Dataset entries:
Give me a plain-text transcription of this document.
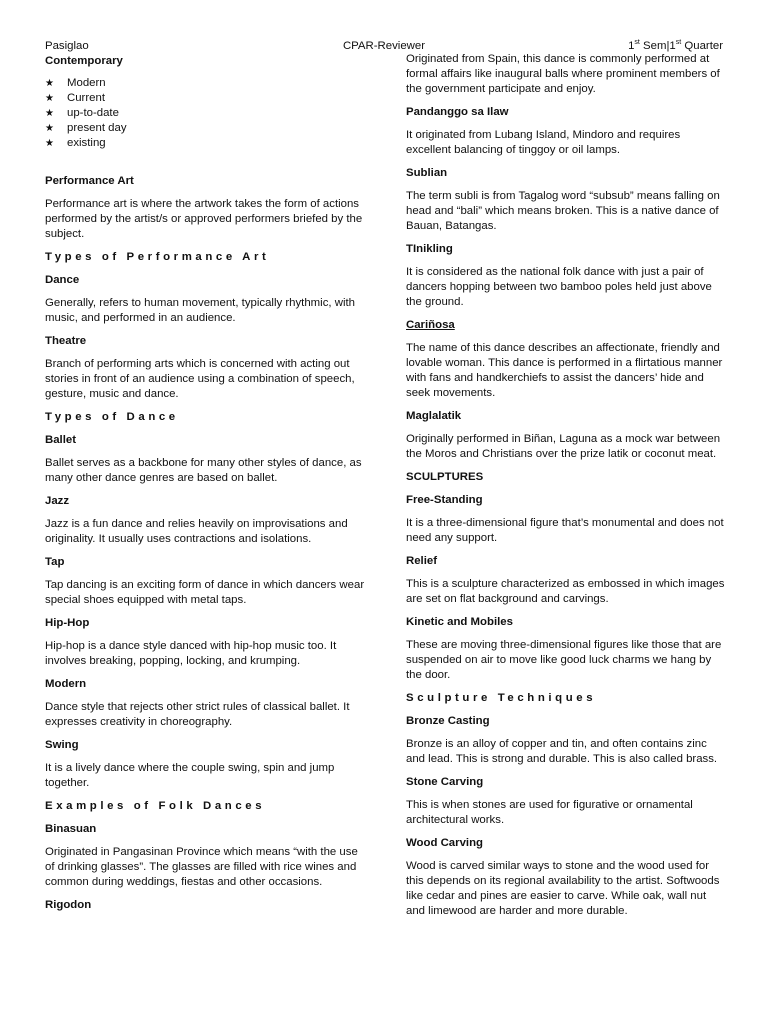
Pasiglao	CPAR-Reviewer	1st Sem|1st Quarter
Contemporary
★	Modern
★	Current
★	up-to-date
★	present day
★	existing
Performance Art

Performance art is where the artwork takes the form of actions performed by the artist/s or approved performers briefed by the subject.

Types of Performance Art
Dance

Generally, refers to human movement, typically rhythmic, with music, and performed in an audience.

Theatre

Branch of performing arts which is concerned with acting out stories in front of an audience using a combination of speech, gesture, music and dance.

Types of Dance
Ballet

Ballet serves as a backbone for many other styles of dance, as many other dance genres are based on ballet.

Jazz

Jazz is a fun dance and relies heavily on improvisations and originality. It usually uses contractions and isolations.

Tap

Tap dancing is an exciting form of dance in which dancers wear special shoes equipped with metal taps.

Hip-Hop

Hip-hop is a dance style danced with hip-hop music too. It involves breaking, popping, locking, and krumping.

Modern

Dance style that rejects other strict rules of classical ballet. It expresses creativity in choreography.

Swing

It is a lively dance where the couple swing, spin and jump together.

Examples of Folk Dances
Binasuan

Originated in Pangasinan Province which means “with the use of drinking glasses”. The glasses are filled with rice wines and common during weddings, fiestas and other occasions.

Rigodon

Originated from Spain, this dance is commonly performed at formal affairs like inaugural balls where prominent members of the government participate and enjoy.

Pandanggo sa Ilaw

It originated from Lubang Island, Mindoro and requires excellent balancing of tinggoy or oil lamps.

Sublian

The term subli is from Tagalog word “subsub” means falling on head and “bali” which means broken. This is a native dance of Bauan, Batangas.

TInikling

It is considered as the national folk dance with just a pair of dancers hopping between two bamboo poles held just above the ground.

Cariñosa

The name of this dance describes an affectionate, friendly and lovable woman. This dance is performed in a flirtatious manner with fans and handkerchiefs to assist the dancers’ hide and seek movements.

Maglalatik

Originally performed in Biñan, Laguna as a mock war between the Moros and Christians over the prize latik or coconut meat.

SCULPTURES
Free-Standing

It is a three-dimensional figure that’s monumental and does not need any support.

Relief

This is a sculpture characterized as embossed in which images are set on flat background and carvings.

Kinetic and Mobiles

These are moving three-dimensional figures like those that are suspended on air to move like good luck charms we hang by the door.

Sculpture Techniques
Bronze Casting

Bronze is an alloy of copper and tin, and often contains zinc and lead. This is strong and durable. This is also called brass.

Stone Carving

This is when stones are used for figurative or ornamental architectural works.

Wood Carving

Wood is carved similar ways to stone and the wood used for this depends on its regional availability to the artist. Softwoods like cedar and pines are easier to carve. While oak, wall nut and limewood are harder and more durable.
==
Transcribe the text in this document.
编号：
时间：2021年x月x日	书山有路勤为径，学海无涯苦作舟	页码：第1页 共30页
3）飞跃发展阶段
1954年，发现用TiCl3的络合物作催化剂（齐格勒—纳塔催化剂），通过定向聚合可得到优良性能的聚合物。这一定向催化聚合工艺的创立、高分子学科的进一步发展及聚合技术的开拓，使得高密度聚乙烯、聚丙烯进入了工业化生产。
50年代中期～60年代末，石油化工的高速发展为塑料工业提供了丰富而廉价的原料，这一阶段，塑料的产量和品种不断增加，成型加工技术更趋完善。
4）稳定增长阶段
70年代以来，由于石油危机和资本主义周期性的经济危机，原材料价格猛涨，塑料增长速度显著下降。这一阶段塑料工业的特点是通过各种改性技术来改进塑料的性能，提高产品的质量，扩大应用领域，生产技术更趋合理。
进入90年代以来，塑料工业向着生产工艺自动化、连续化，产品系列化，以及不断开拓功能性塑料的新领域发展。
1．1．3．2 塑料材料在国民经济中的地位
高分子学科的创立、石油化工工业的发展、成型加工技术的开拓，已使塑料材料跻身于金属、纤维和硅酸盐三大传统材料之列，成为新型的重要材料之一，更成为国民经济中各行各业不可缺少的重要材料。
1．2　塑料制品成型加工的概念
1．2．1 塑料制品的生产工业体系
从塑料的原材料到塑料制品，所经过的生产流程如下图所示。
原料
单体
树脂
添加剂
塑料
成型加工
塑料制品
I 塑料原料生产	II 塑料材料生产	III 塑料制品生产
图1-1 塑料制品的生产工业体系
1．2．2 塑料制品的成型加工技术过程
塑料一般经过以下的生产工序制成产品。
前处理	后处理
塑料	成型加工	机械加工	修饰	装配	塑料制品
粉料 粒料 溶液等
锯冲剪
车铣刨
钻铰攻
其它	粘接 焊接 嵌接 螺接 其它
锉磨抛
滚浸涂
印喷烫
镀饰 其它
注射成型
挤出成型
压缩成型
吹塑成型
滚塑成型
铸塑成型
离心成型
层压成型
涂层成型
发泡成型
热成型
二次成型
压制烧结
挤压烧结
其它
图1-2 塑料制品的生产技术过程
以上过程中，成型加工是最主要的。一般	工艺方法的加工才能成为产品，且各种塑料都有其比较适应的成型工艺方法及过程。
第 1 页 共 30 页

What the task asks: Identify and copy the lines holding the word "Performance".

In response:
Performance Art
Performance art is where the artwork takes the form of actions performed by the artist/s or approved performers briefed by the subject.
Types of Performance Art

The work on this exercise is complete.